- _BRIEF_
Copy out each line exactly; pictures stay out of the copy.

- _GIVEN ENTRIES_
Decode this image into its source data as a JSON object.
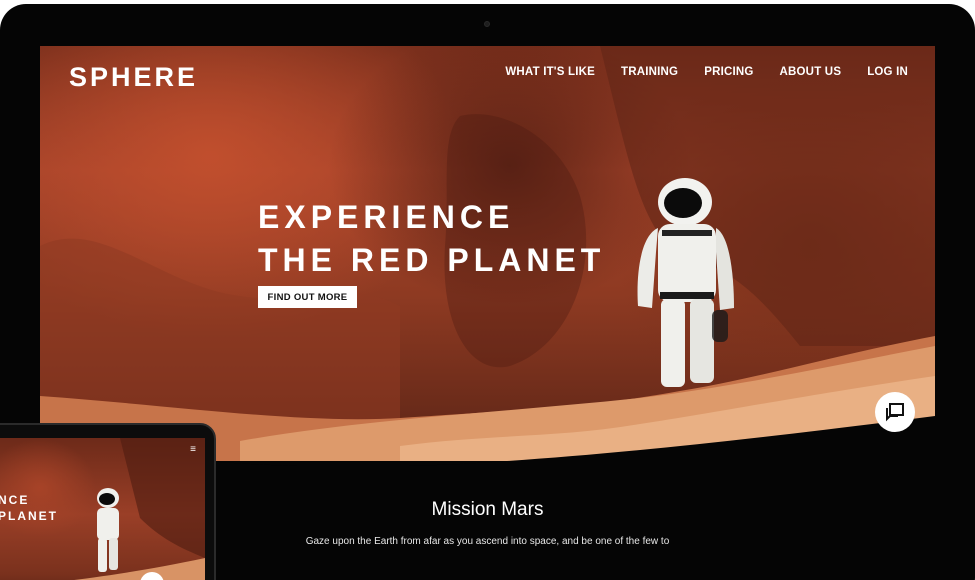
{
  "brand": {
    "logo": "SPHERE"
  },
  "nav": {
    "items": [
      "WHAT IT'S LIKE",
      "TRAINING",
      "PRICING",
      "ABOUT US",
      "LOG IN"
    ]
  },
  "hero": {
    "headline_line1": "EXPERIENCE",
    "headline_line2": "THE RED PLANET",
    "cta_label": "FIND OUT MORE",
    "chat_icon": "chat-icon"
  },
  "mission": {
    "title": "Mission Mars",
    "text": "Gaze upon the Earth from afar as you ascend into space, and be one of the few to"
  },
  "tablet": {
    "headline_line1": "NCE",
    "headline_line2": "PLANET",
    "menu_icon": "hamburger-menu-icon"
  },
  "colors": {
    "background": "#050505",
    "hero_red": "#a5432a",
    "sand": "#d99467",
    "text": "#ffffff"
  }
}
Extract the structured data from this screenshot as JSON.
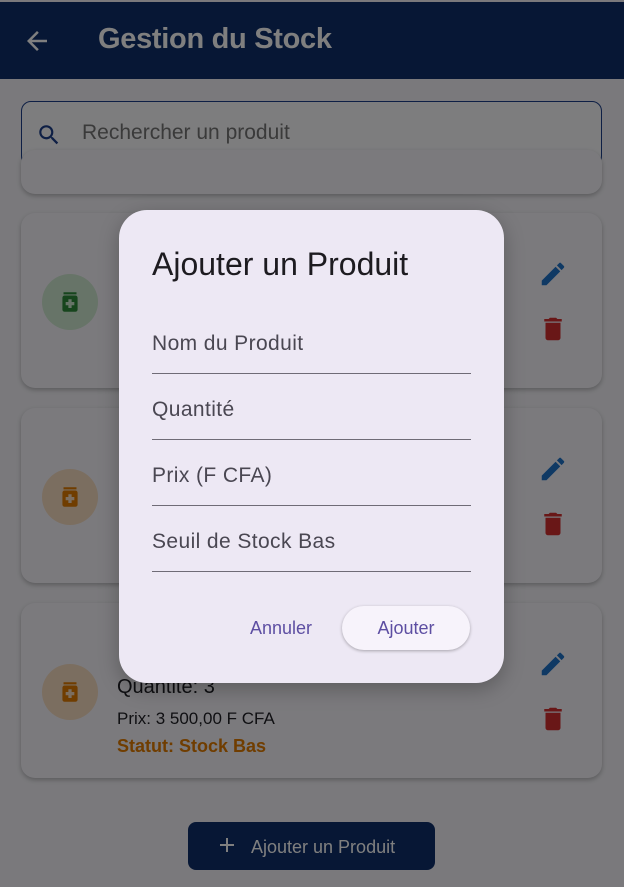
{
  "appbar": {
    "title": "Gestion du Stock",
    "back_icon": "arrow-back-icon"
  },
  "search": {
    "placeholder": "Rechercher un produit",
    "icon": "search-icon"
  },
  "cards": [
    {
      "avatar_color": "#2e8b3a",
      "avatar_icon": "medical-bottle-icon"
    },
    {
      "avatar_color": "#e07b00",
      "avatar_icon": "medical-bottle-icon"
    },
    {
      "avatar_color": "#e07b00",
      "avatar_icon": "medical-bottle-icon",
      "quantity": "Quantité: 3",
      "price": "Prix: 3 500,00 F CFA",
      "status": "Statut: Stock Bas"
    }
  ],
  "colors": {
    "primary": "#0f2f6b",
    "edit": "#1e73c9",
    "delete": "#d32f2f",
    "warning": "#e07b00",
    "accent": "#5d4ea2"
  },
  "add_button": {
    "label": "Ajouter un Produit",
    "icon": "plus-icon"
  },
  "dialog": {
    "title": "Ajouter un Produit",
    "fields": {
      "name": {
        "placeholder": "Nom du Produit",
        "value": ""
      },
      "quantity": {
        "placeholder": "Quantité",
        "value": ""
      },
      "price": {
        "placeholder": "Prix (F CFA)",
        "value": ""
      },
      "threshold": {
        "placeholder": "Seuil de Stock Bas",
        "value": ""
      }
    },
    "cancel_label": "Annuler",
    "confirm_label": "Ajouter"
  }
}
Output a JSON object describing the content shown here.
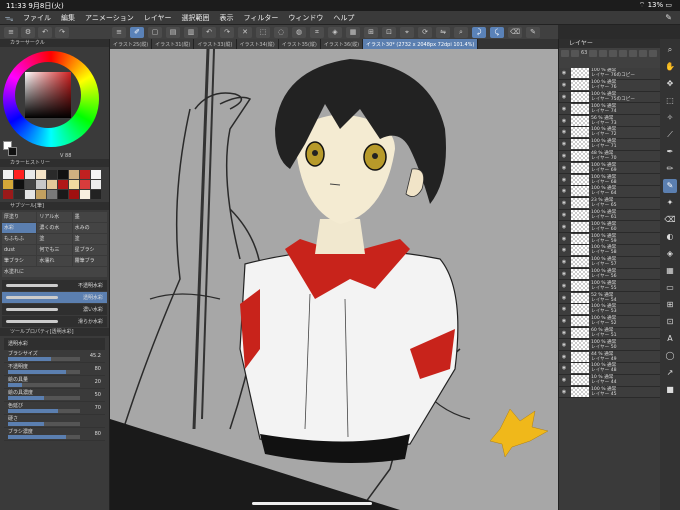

- _TASK RESULT_
Decode this image into its source data as a JSON object.
{
  "brand": {
    "logo": "SPHERE"
  },
  "nav": {
    "items": [
      "WHAT IT'S LIKE",
      "TRAINING",
      "PRICING",
      "ABOUT US",
      "LOG IN"
    ]
  },
  "hero": {
    "headline_line1": "EXPERIENCE",
    "headline_line2": "THE RED PLANET",
    "cta_label": "FIND OUT MORE",
    "chat_icon": "chat-icon"
  },
  "mission": {
    "title": "Mission Mars",
    "text": "Gaze upon the Earth from afar as you ascend into space, and be one of the few to"
  },
  "tablet": {
    "headline_line1": "NCE",
    "headline_line2": "PLANET",
    "menu_icon": "hamburger-menu-icon"
  },
  "colors": {
    "background": "#050505",
    "hero_red": "#a5432a",
    "sand": "#d99467",
    "text": "#ffffff"
  }
}
Extract the structured data from this screenshot as JSON.
{
  "appbar": {
    "title": "Gestion du Stock",
    "back_icon": "arrow-back-icon"
  },
  "search": {
    "placeholder": "Rechercher un produit",
    "icon": "search-icon"
  },
  "cards": [
    {
      "avatar_color": "#2e8b3a",
      "avatar_icon": "medical-bottle-icon"
    },
    {
      "avatar_color": "#e07b00",
      "avatar_icon": "medical-bottle-icon"
    },
    {
      "avatar_color": "#e07b00",
      "avatar_icon": "medical-bottle-icon",
      "quantity": "Quantité: 3",
      "price": "Prix: 3 500,00 F CFA",
      "status": "Statut: Stock Bas"
    }
  ],
  "colors": {
    "primary": "#0f2f6b",
    "edit": "#1e73c9",
    "delete": "#d32f2f",
    "warning": "#e07b00",
    "accent": "#5d4ea2"
  },
  "add_button": {
    "label": "Ajouter un Produit",
    "icon": "plus-icon"
  },
  "dialog": {
    "title": "Ajouter un Produit",
    "fields": {
      "name": {
        "placeholder": "Nom du Produit",
        "value": ""
      },
      "quantity": {
        "placeholder": "Quantité",
        "value": ""
      },
      "price": {
        "placeholder": "Prix (F CFA)",
        "value": ""
      },
      "threshold": {
        "placeholder": "Seuil de Stock Bas",
        "value": ""
      }
    },
    "cancel_label": "Annuler",
    "confirm_label": "Ajouter"
  }
}
Output a JSON object describing the content shown here.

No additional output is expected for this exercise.